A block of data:
►

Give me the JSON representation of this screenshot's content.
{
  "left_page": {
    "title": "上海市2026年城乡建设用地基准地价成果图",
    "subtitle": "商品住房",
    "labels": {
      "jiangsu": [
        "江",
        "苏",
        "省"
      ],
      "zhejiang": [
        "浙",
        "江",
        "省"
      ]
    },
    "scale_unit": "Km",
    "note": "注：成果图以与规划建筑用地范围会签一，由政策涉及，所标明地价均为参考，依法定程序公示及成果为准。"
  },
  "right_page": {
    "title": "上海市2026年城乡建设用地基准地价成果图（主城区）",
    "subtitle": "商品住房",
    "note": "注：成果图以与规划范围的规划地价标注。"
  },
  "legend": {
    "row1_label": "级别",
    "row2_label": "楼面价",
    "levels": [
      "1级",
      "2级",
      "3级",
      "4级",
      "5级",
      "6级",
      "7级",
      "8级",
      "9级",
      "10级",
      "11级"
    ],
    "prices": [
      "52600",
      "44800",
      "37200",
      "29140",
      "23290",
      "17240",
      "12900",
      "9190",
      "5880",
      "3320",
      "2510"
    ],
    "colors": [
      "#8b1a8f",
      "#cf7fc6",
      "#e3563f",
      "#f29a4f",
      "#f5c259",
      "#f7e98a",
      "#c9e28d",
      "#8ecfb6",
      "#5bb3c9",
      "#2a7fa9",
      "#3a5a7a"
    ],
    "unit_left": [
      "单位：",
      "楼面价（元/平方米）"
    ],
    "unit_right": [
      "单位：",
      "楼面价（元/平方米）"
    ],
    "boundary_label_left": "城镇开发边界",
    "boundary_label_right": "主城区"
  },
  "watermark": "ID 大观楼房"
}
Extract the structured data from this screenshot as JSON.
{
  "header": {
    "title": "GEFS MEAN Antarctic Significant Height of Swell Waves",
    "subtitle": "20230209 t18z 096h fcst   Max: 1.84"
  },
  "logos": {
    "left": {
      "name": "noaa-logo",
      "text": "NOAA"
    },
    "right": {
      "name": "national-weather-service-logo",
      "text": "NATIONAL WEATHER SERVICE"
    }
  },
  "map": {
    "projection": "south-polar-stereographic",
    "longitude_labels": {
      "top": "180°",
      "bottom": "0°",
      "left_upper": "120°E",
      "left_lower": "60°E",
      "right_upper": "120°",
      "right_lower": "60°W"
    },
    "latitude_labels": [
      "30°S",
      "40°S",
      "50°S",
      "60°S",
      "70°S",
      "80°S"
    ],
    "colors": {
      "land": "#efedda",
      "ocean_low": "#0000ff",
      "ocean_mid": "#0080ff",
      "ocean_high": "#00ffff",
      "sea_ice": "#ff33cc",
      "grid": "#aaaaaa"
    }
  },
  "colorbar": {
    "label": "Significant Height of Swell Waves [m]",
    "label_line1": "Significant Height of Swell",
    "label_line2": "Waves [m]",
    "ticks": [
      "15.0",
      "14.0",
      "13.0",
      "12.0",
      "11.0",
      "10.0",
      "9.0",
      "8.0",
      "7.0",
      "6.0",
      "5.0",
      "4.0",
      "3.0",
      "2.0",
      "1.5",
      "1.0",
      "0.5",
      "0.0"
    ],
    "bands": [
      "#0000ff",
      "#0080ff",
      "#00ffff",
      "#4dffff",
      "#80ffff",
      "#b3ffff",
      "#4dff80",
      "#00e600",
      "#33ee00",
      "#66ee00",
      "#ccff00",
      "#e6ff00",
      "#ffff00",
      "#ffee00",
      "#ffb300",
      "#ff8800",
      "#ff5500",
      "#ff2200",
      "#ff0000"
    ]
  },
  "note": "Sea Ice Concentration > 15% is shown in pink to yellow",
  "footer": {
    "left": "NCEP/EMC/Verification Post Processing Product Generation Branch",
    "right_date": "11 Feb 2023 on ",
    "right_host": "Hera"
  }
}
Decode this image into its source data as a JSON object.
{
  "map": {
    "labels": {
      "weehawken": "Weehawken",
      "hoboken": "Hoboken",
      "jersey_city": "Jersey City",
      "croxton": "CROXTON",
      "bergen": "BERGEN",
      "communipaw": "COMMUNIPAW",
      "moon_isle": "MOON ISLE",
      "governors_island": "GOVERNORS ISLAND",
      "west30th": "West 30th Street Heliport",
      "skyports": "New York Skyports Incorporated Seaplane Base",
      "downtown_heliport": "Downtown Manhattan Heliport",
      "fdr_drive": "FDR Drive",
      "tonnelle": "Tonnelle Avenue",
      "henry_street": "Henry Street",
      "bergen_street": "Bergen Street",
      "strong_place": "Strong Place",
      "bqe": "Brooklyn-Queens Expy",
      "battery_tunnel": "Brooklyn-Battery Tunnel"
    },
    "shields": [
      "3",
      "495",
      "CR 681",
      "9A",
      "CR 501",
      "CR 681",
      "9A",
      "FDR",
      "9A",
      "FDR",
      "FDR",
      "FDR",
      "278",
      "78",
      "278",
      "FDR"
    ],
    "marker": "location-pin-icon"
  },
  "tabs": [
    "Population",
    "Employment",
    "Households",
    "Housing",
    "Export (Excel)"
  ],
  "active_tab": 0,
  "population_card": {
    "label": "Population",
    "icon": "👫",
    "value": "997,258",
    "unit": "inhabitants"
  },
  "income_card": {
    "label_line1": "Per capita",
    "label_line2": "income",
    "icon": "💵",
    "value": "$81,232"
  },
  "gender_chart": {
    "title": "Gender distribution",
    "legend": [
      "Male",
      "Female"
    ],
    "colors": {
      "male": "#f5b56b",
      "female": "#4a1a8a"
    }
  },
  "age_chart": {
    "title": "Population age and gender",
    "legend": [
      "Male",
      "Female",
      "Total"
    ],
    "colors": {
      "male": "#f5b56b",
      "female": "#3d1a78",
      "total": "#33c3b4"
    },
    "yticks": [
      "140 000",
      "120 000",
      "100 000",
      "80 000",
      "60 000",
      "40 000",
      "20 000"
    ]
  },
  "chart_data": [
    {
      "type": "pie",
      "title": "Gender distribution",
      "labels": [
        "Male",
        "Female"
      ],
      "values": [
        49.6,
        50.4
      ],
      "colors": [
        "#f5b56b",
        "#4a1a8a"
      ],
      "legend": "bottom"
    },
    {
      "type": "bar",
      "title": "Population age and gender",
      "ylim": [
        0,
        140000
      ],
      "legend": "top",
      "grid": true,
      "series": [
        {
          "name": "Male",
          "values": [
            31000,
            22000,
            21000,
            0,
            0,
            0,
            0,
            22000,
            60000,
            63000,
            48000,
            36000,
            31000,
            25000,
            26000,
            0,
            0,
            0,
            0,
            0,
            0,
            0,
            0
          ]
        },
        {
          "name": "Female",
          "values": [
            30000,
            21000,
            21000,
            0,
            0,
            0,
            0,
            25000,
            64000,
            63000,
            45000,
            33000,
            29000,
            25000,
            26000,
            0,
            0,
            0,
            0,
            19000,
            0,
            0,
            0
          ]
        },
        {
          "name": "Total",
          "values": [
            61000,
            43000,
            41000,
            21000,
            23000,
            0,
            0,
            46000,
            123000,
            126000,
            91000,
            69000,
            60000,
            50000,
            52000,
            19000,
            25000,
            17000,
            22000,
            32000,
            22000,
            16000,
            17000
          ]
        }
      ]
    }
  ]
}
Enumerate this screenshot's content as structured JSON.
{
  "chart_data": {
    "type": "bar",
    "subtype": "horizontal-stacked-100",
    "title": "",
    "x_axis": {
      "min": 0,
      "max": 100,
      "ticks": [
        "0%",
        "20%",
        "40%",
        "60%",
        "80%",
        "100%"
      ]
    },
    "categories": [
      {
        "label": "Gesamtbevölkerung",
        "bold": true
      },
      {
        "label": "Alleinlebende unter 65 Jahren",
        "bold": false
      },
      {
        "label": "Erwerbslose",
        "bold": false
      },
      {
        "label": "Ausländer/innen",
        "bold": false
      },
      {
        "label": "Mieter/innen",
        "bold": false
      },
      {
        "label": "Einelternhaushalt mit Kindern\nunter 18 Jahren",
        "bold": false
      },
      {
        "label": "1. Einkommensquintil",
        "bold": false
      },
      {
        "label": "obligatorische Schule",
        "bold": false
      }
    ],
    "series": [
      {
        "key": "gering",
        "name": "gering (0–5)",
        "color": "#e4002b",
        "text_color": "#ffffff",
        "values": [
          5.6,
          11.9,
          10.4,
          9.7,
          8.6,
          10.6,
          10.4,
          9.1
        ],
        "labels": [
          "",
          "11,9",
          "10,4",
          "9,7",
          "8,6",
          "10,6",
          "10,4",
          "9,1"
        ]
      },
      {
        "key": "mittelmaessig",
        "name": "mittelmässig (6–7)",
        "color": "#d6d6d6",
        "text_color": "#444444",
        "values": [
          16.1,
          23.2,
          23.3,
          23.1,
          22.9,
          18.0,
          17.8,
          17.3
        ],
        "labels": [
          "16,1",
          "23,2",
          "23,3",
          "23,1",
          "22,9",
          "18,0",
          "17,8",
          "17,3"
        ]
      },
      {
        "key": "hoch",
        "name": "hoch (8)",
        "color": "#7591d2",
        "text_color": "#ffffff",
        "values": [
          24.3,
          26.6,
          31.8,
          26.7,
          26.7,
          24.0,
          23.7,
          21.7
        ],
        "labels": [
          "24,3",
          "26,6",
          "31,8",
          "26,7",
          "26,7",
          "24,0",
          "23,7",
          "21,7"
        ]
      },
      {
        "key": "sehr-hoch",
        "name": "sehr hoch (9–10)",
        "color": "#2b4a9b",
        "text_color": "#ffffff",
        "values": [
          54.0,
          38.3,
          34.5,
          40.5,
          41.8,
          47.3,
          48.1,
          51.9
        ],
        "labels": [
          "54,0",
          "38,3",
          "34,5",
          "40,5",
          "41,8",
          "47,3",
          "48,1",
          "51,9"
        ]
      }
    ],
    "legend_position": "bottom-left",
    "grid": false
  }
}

◄

_WHAT YOU ARE ASKED TO DO_
Note how many lines of the material contain the string "Height". Then report that number by itself.

_RESULT FOR THIS EXERCISE_
3